Brief - Your output is the line containing "What data populates" plus all lines after it to the end of the records, reproduced exactly, with nothing else.

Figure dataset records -
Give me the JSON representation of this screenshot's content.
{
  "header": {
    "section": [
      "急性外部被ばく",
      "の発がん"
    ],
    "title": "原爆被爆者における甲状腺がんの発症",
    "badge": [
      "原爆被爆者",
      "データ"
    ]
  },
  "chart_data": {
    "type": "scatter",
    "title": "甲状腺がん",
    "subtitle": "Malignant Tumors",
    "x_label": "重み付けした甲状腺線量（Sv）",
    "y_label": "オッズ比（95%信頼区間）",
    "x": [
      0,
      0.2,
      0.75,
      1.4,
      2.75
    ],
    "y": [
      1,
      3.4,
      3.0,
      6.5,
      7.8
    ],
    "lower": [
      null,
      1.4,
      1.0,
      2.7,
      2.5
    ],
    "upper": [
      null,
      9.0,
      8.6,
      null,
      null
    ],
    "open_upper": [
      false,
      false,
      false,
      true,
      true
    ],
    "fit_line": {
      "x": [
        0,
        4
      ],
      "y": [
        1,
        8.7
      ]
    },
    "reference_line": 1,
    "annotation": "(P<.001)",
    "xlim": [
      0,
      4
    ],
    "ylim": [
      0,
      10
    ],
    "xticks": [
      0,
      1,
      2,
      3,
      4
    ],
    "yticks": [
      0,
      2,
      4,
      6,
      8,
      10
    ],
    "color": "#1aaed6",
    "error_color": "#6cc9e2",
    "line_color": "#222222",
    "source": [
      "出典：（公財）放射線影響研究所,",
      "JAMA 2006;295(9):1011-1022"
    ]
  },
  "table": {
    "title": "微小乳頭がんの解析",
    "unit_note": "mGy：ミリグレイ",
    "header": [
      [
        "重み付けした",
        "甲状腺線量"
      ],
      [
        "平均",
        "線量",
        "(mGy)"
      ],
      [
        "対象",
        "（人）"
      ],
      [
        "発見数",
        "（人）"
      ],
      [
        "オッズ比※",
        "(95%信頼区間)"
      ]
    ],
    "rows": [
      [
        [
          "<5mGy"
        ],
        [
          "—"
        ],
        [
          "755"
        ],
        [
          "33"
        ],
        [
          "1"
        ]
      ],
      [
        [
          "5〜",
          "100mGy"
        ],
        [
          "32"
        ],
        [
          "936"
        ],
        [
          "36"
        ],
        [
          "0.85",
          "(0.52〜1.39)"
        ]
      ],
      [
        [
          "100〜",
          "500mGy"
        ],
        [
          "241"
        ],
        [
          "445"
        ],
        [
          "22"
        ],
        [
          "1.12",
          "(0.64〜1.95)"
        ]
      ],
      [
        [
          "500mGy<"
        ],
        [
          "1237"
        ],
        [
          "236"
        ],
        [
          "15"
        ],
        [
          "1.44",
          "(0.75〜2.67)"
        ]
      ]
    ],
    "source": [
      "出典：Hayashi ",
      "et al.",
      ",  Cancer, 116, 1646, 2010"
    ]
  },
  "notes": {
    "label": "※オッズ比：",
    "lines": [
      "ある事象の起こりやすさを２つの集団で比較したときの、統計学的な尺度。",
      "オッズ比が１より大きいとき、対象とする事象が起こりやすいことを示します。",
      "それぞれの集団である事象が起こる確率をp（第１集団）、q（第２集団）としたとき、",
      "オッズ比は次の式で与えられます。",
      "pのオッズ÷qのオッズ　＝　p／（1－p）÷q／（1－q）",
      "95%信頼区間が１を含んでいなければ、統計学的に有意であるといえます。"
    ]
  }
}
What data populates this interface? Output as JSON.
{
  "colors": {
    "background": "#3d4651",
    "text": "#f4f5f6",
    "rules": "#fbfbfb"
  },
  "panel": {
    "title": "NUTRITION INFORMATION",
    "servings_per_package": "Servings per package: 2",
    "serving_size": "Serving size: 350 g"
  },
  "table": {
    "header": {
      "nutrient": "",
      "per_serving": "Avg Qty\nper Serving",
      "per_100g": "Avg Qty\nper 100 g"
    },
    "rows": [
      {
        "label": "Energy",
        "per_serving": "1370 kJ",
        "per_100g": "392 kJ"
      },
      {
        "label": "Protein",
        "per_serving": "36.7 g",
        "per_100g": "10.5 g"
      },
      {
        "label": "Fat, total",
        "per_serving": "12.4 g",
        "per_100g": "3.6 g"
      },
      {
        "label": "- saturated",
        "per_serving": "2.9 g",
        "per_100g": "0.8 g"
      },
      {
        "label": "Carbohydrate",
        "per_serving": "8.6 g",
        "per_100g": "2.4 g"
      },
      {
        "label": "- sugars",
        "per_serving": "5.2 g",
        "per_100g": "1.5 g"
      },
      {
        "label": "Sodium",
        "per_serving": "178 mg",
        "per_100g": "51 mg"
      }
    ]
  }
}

Answer to this problem -
What data populates this interface? Output as JSON.
{
  "colors": {
    "background": "#3d4651",
    "text": "#f4f5f6",
    "rules": "#fbfbfb"
  },
  "panel": {
    "title": "NUTRITION INFORMATION",
    "servings_per_package": "Servings per package: 2",
    "serving_size": "Serving size: 350 g"
  },
  "table": {
    "header": {
      "nutrient": "",
      "per_serving": "Avg Qty\nper Serving",
      "per_100g": "Avg Qty\nper 100 g"
    },
    "rows": [
      {
        "label": "Energy",
        "per_serving": "1370 kJ",
        "per_100g": "392 kJ"
      },
      {
        "label": "Protein",
        "per_serving": "36.7 g",
        "per_100g": "10.5 g"
      },
      {
        "label": "Fat, total",
        "per_serving": "12.4 g",
        "per_100g": "3.6 g"
      },
      {
        "label": "- saturated",
        "per_serving": "2.9 g",
        "per_100g": "0.8 g"
      },
      {
        "label": "Carbohydrate",
        "per_serving": "8.6 g",
        "per_100g": "2.4 g"
      },
      {
        "label": "- sugars",
        "per_serving": "5.2 g",
        "per_100g": "1.5 g"
      },
      {
        "label": "Sodium",
        "per_serving": "178 mg",
        "per_100g": "51 mg"
      }
    ]
  }
}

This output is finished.